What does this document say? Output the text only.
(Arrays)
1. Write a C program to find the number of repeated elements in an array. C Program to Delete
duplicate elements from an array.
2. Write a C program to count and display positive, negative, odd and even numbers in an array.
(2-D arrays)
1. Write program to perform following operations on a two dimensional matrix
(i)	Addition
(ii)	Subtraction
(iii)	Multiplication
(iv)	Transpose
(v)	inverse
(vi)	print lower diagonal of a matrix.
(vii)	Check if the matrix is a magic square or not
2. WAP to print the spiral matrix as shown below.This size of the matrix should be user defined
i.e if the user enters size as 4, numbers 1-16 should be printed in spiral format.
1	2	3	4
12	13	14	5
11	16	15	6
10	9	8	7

##############################

| Written task |
Count the lines in the records above that contain the word "should", and give only the number.

| Final result |
2